## Stated goal
Restate all of the entries exactly, dropping any pictures they hold.

## Records for the exercise
********************

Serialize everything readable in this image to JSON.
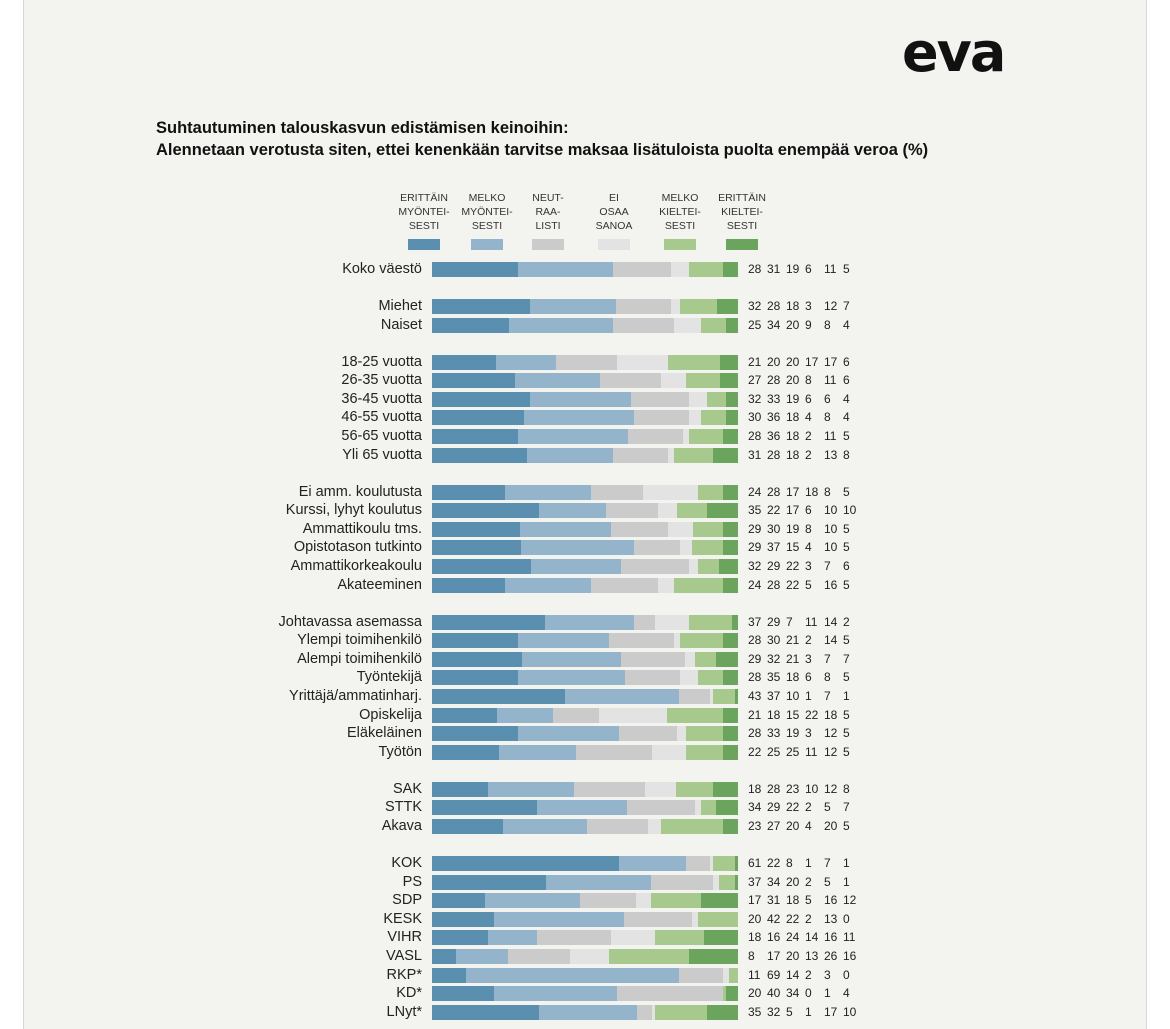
{
  "logo": "eva",
  "title_line1": "Suhtautuminen talouskasvun edistämisen keinoihin:",
  "title_line2": "Alennetaan verotusta siten, ettei kenenkään tarvitse maksaa lisätuloista puolta enempää veroa (%)",
  "colors": [
    "#5b8fb0",
    "#93b4cb",
    "#cbcbcb",
    "#e3e3e3",
    "#a7c98d",
    "#6ba45c"
  ],
  "legend": [
    {
      "lines": [
        "ERITTÄIN",
        "MYÖNTEI-",
        "SESTI"
      ]
    },
    {
      "lines": [
        "MELKO",
        "MYÖNTEI-",
        "SESTI"
      ]
    },
    {
      "lines": [
        "NEUT-",
        "RAA-",
        "LISTI"
      ]
    },
    {
      "lines": [
        "EI",
        "OSAA",
        "SANOA"
      ]
    },
    {
      "lines": [
        "MELKO",
        "KIELTEI-",
        "SESTI"
      ]
    },
    {
      "lines": [
        "ERITTÄIN",
        "KIELTEI-",
        "SESTI"
      ]
    }
  ],
  "chart_data": {
    "type": "bar",
    "orientation": "horizontal",
    "stacked": true,
    "unit": "%",
    "series_names": [
      "Erittäin myönteisesti",
      "Melko myönteisesti",
      "Neutraalisti",
      "Ei osaa sanoa",
      "Melko kielteisesti",
      "Erittäin kielteisesti"
    ],
    "rows": [
      {
        "label": "Koko väestö",
        "values": [
          28,
          31,
          19,
          6,
          11,
          5
        ]
      },
      {
        "label": "Miehet",
        "values": [
          32,
          28,
          18,
          3,
          12,
          7
        ]
      },
      {
        "label": "Naiset",
        "values": [
          25,
          34,
          20,
          9,
          8,
          4
        ]
      },
      {
        "label": "18-25 vuotta",
        "values": [
          21,
          20,
          20,
          17,
          17,
          6
        ]
      },
      {
        "label": "26-35 vuotta",
        "values": [
          27,
          28,
          20,
          8,
          11,
          6
        ]
      },
      {
        "label": "36-45 vuotta",
        "values": [
          32,
          33,
          19,
          6,
          6,
          4
        ]
      },
      {
        "label": "46-55 vuotta",
        "values": [
          30,
          36,
          18,
          4,
          8,
          4
        ]
      },
      {
        "label": "56-65 vuotta",
        "values": [
          28,
          36,
          18,
          2,
          11,
          5
        ]
      },
      {
        "label": "Yli 65 vuotta",
        "values": [
          31,
          28,
          18,
          2,
          13,
          8
        ]
      },
      {
        "label": "Ei amm. koulutusta",
        "values": [
          24,
          28,
          17,
          18,
          8,
          5
        ]
      },
      {
        "label": "Kurssi, lyhyt koulutus",
        "values": [
          35,
          22,
          17,
          6,
          10,
          10
        ]
      },
      {
        "label": "Ammattikoulu tms.",
        "values": [
          29,
          30,
          19,
          8,
          10,
          5
        ]
      },
      {
        "label": "Opistotason tutkinto",
        "values": [
          29,
          37,
          15,
          4,
          10,
          5
        ]
      },
      {
        "label": "Ammattikorkeakoulu",
        "values": [
          32,
          29,
          22,
          3,
          7,
          6
        ]
      },
      {
        "label": "Akateeminen",
        "values": [
          24,
          28,
          22,
          5,
          16,
          5
        ]
      },
      {
        "label": "Johtavassa asemassa",
        "values": [
          37,
          29,
          7,
          11,
          14,
          2
        ]
      },
      {
        "label": "Ylempi toimihenkilö",
        "values": [
          28,
          30,
          21,
          2,
          14,
          5
        ]
      },
      {
        "label": "Alempi toimihenkilö",
        "values": [
          29,
          32,
          21,
          3,
          7,
          7
        ]
      },
      {
        "label": "Työntekijä",
        "values": [
          28,
          35,
          18,
          6,
          8,
          5
        ]
      },
      {
        "label": "Yrittäjä/ammatinharj.",
        "values": [
          43,
          37,
          10,
          1,
          7,
          1
        ]
      },
      {
        "label": "Opiskelija",
        "values": [
          21,
          18,
          15,
          22,
          18,
          5
        ]
      },
      {
        "label": "Eläkeläinen",
        "values": [
          28,
          33,
          19,
          3,
          12,
          5
        ]
      },
      {
        "label": "Työtön",
        "values": [
          22,
          25,
          25,
          11,
          12,
          5
        ]
      },
      {
        "label": "SAK",
        "values": [
          18,
          28,
          23,
          10,
          12,
          8
        ]
      },
      {
        "label": "STTK",
        "values": [
          34,
          29,
          22,
          2,
          5,
          7
        ]
      },
      {
        "label": "Akava",
        "values": [
          23,
          27,
          20,
          4,
          20,
          5
        ]
      },
      {
        "label": "KOK",
        "values": [
          61,
          22,
          8,
          1,
          7,
          1
        ]
      },
      {
        "label": "PS",
        "values": [
          37,
          34,
          20,
          2,
          5,
          1
        ]
      },
      {
        "label": "SDP",
        "values": [
          17,
          31,
          18,
          5,
          16,
          12
        ]
      },
      {
        "label": "KESK",
        "values": [
          20,
          42,
          22,
          2,
          13,
          0
        ]
      },
      {
        "label": "VIHR",
        "values": [
          18,
          16,
          24,
          14,
          16,
          11
        ]
      },
      {
        "label": "VASL",
        "values": [
          8,
          17,
          20,
          13,
          26,
          16
        ]
      },
      {
        "label": "RKP*",
        "values": [
          11,
          69,
          14,
          2,
          3,
          0
        ]
      },
      {
        "label": "KD*",
        "values": [
          20,
          40,
          34,
          0,
          1,
          4
        ]
      },
      {
        "label": "LNyt*",
        "values": [
          35,
          32,
          5,
          1,
          17,
          10
        ]
      }
    ]
  }
}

********************

## The answer
Serialize everything readable in this image to JSON.
{
  "logo": "eva",
  "title_line1": "Suhtautuminen talouskasvun edistämisen keinoihin:",
  "title_line2": "Alennetaan verotusta siten, ettei kenenkään tarvitse maksaa lisätuloista puolta enempää veroa (%)",
  "colors": [
    "#5b8fb0",
    "#93b4cb",
    "#cbcbcb",
    "#e3e3e3",
    "#a7c98d",
    "#6ba45c"
  ],
  "legend": [
    {
      "lines": [
        "ERITTÄIN",
        "MYÖNTEI-",
        "SESTI"
      ]
    },
    {
      "lines": [
        "MELKO",
        "MYÖNTEI-",
        "SESTI"
      ]
    },
    {
      "lines": [
        "NEUT-",
        "RAA-",
        "LISTI"
      ]
    },
    {
      "lines": [
        "EI",
        "OSAA",
        "SANOA"
      ]
    },
    {
      "lines": [
        "MELKO",
        "KIELTEI-",
        "SESTI"
      ]
    },
    {
      "lines": [
        "ERITTÄIN",
        "KIELTEI-",
        "SESTI"
      ]
    }
  ],
  "chart_data": {
    "type": "bar",
    "orientation": "horizontal",
    "stacked": true,
    "unit": "%",
    "series_names": [
      "Erittäin myönteisesti",
      "Melko myönteisesti",
      "Neutraalisti",
      "Ei osaa sanoa",
      "Melko kielteisesti",
      "Erittäin kielteisesti"
    ],
    "rows": [
      {
        "label": "Koko väestö",
        "values": [
          28,
          31,
          19,
          6,
          11,
          5
        ]
      },
      {
        "label": "Miehet",
        "values": [
          32,
          28,
          18,
          3,
          12,
          7
        ]
      },
      {
        "label": "Naiset",
        "values": [
          25,
          34,
          20,
          9,
          8,
          4
        ]
      },
      {
        "label": "18-25 vuotta",
        "values": [
          21,
          20,
          20,
          17,
          17,
          6
        ]
      },
      {
        "label": "26-35 vuotta",
        "values": [
          27,
          28,
          20,
          8,
          11,
          6
        ]
      },
      {
        "label": "36-45 vuotta",
        "values": [
          32,
          33,
          19,
          6,
          6,
          4
        ]
      },
      {
        "label": "46-55 vuotta",
        "values": [
          30,
          36,
          18,
          4,
          8,
          4
        ]
      },
      {
        "label": "56-65 vuotta",
        "values": [
          28,
          36,
          18,
          2,
          11,
          5
        ]
      },
      {
        "label": "Yli 65 vuotta",
        "values": [
          31,
          28,
          18,
          2,
          13,
          8
        ]
      },
      {
        "label": "Ei amm. koulutusta",
        "values": [
          24,
          28,
          17,
          18,
          8,
          5
        ]
      },
      {
        "label": "Kurssi, lyhyt koulutus",
        "values": [
          35,
          22,
          17,
          6,
          10,
          10
        ]
      },
      {
        "label": "Ammattikoulu tms.",
        "values": [
          29,
          30,
          19,
          8,
          10,
          5
        ]
      },
      {
        "label": "Opistotason tutkinto",
        "values": [
          29,
          37,
          15,
          4,
          10,
          5
        ]
      },
      {
        "label": "Ammattikorkeakoulu",
        "values": [
          32,
          29,
          22,
          3,
          7,
          6
        ]
      },
      {
        "label": "Akateeminen",
        "values": [
          24,
          28,
          22,
          5,
          16,
          5
        ]
      },
      {
        "label": "Johtavassa asemassa",
        "values": [
          37,
          29,
          7,
          11,
          14,
          2
        ]
      },
      {
        "label": "Ylempi toimihenkilö",
        "values": [
          28,
          30,
          21,
          2,
          14,
          5
        ]
      },
      {
        "label": "Alempi toimihenkilö",
        "values": [
          29,
          32,
          21,
          3,
          7,
          7
        ]
      },
      {
        "label": "Työntekijä",
        "values": [
          28,
          35,
          18,
          6,
          8,
          5
        ]
      },
      {
        "label": "Yrittäjä/ammatinharj.",
        "values": [
          43,
          37,
          10,
          1,
          7,
          1
        ]
      },
      {
        "label": "Opiskelija",
        "values": [
          21,
          18,
          15,
          22,
          18,
          5
        ]
      },
      {
        "label": "Eläkeläinen",
        "values": [
          28,
          33,
          19,
          3,
          12,
          5
        ]
      },
      {
        "label": "Työtön",
        "values": [
          22,
          25,
          25,
          11,
          12,
          5
        ]
      },
      {
        "label": "SAK",
        "values": [
          18,
          28,
          23,
          10,
          12,
          8
        ]
      },
      {
        "label": "STTK",
        "values": [
          34,
          29,
          22,
          2,
          5,
          7
        ]
      },
      {
        "label": "Akava",
        "values": [
          23,
          27,
          20,
          4,
          20,
          5
        ]
      },
      {
        "label": "KOK",
        "values": [
          61,
          22,
          8,
          1,
          7,
          1
        ]
      },
      {
        "label": "PS",
        "values": [
          37,
          34,
          20,
          2,
          5,
          1
        ]
      },
      {
        "label": "SDP",
        "values": [
          17,
          31,
          18,
          5,
          16,
          12
        ]
      },
      {
        "label": "KESK",
        "values": [
          20,
          42,
          22,
          2,
          13,
          0
        ]
      },
      {
        "label": "VIHR",
        "values": [
          18,
          16,
          24,
          14,
          16,
          11
        ]
      },
      {
        "label": "VASL",
        "values": [
          8,
          17,
          20,
          13,
          26,
          16
        ]
      },
      {
        "label": "RKP*",
        "values": [
          11,
          69,
          14,
          2,
          3,
          0
        ]
      },
      {
        "label": "KD*",
        "values": [
          20,
          40,
          34,
          0,
          1,
          4
        ]
      },
      {
        "label": "LNyt*",
        "values": [
          35,
          32,
          5,
          1,
          17,
          10
        ]
      }
    ]
  }
}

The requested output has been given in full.